## The exercise:
In the records that follow, show each line where the word "will" is present.

※

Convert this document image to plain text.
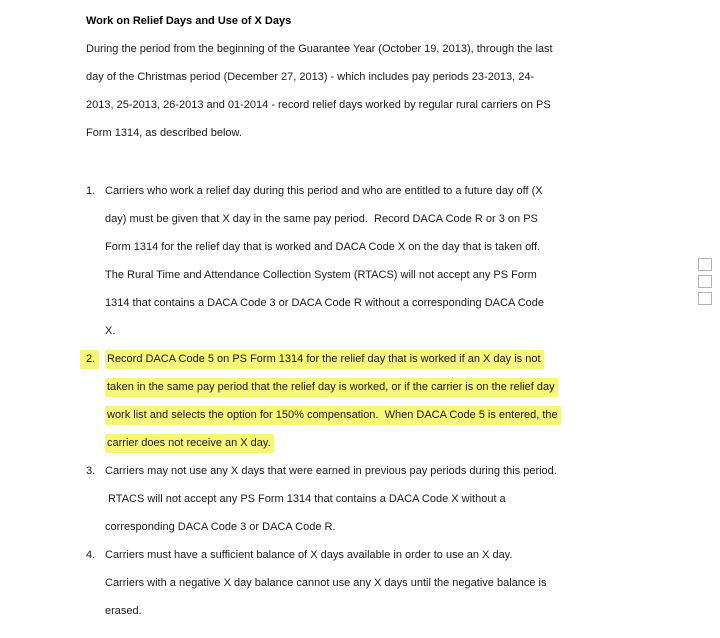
Work on Relief Days and Use of X Days
During the period from the beginning of the Guarantee Year (October 19, 2013), through the last
day of the Christmas period (December 27, 2013) - which includes pay periods 23-2013, 24-
2013, 25-2013, 26-2013 and 01-2014 - record relief days worked by regular rural carriers on PS
Form 1314, as described below.
1. Carriers who work a relief day during this period and who are entitled to a future day off (X
day) must be given that X day in the same pay period.  Record DACA Code R or 3 on PS
Form 1314 for the relief day that is worked and DACA Code X on the day that is taken off.
The Rural Time and Attendance Collection System (RTACS) will not accept any PS Form
1314 that contains a DACA Code 3 or DACA Code R without a corresponding DACA Code
X.
2.	Record DACA Code 5 on PS Form 1314 for the relief day that is worked if an X day is not
taken in the same pay period that the relief day is worked, or if the carrier is on the relief day
work list and selects the option for 150% compensation.  When DACA Code 5 is entered, the
carrier does not receive an X day.
3. Carriers may not use any X days that were earned in previous pay periods during this period.
RTACS will not accept any PS Form 1314 that contains a DACA Code X without a
corresponding DACA Code 3 or DACA Code R.
4. Carriers must have a sufficient balance of X days available in order to use an X day.
Carriers with a negative X day balance cannot use any X days until the negative balance is
erased.
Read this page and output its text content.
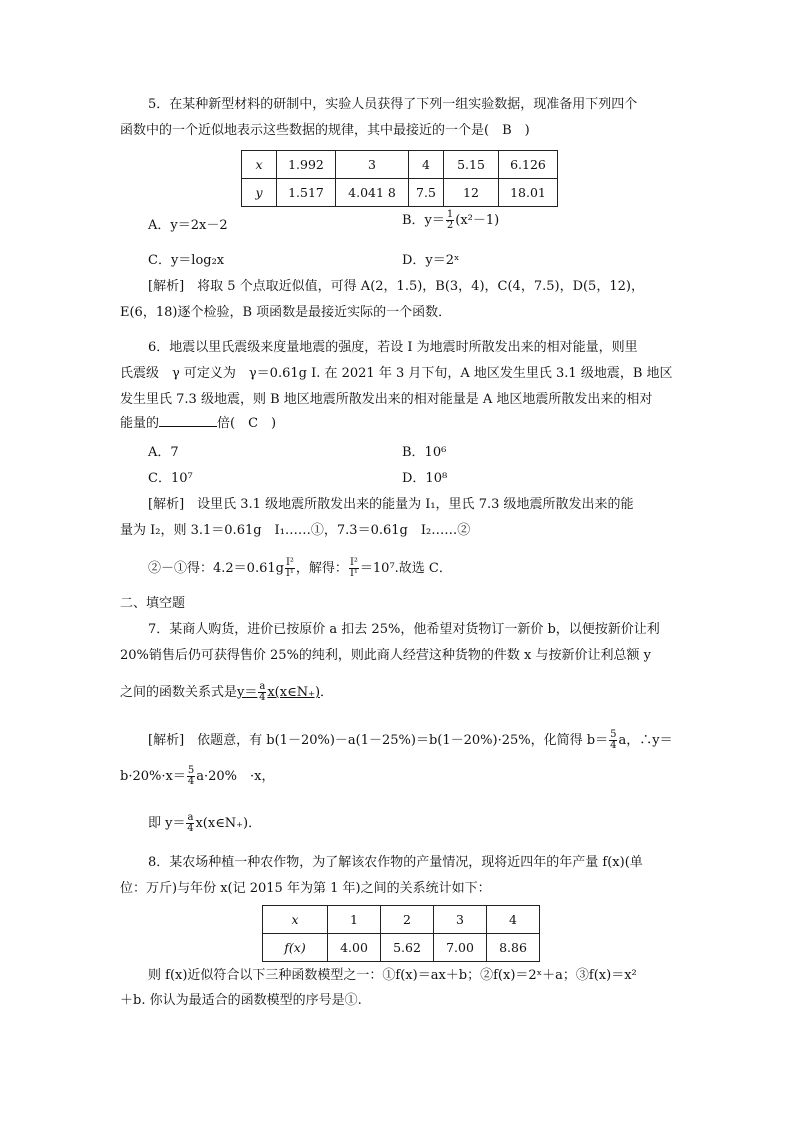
5．在某种新型材料的研制中，实验人员获得了下列一组实验数据，现准备用下列四个
函数中的一个近似地表示这些数据的规律，其中最接近的一个是(　B　)
x	1.992	3	4	5.15	6.126
y	1.517	4.041 8	7.5	12	18.01
A．y＝2x－2	B．$y= \frac{1}{2} (x^2-1)$
C．y＝log₂x	D．y＝2ˣ
[解析]　将取 5 个点取近似值，可得 A(2，1.5)，B(3，4)，C(4，7.5)，D(5，12)，
E(6，18)逐个检验，B 项函数是最接近实际的一个函数．
6．地震以里氏震级来度量地震的强度，若设 I 为地震时所散发出来的相对能量，则里
氏震级　γ 可定义为　γ＝0.61g I. 在 2021 年 3 月下旬，A 地区发生里氏 3.1 级地震，B 地区
发生里氏 7.3 级地震，则 B 地区地震所散发出来的相对能量是 A 地区地震所散发出来的相对
能量的	倍(　C　)
A．7	B．10⁶
C．10⁷	D．10⁸
[解析]　设里氏 3.1 级地震所散发出来的能量为 I₁，里氏 7.3 级地震所散发出来的能
量为 I₂，则 3.1＝0.61g　I₁……①，7.3＝0.61g　I₂……②
②－①得：$4.2=0.61g \frac{\text{I²}}{\text{I¹}}$ ，解得： $\frac{\text{I²}}{\text{I¹}} =10^7$.故选 C．
二、填空题
7．某商人购货，进价已按原价 a 扣去 25%，他希望对货物订一新价 b，以便按新价让利
20%销售后仍可获得售价 25%的纯利，则此商人经营这种货物的件数 x 与按新价让利总额 y
之间的函数关系式是$y= \frac{a}{4}$ x(x∈N₊)．
[解析]　依题意，有 b(1－20%)－a(1－25%)＝b(1－20%)·25%，化简得 $b= \frac{5}{4}$ a，∴y＝
$b\cdot 20\%\cdot x= \frac{5}{4} a\cdot 20\%$　·x，
即 $y= \frac{a}{4}$ x(x∈N₊)．
8．某农场种植一种农作物，为了解该农作物的产量情况，现将近四年的年产量 f(x)(单
位：万斤)与年份 x(记 2015 年为第 1 年)之间的关系统计如下：
x	1	2	3	4
f(x)	4.00	5.62	7.00	8.86
则 f(x)近似符合以下三种函数模型之一：①f(x)＝ax＋b；②f(x)＝2ˣ＋a；③f(x)＝x²
＋b. 你认为最适合的函数模型的序号是①.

※

## Response for this exercise:
The Rural Time and Attendance Collection System (RTACS) will not accept any PS Form
RTACS will not accept any PS Form 1314 that contains a DACA Code X without a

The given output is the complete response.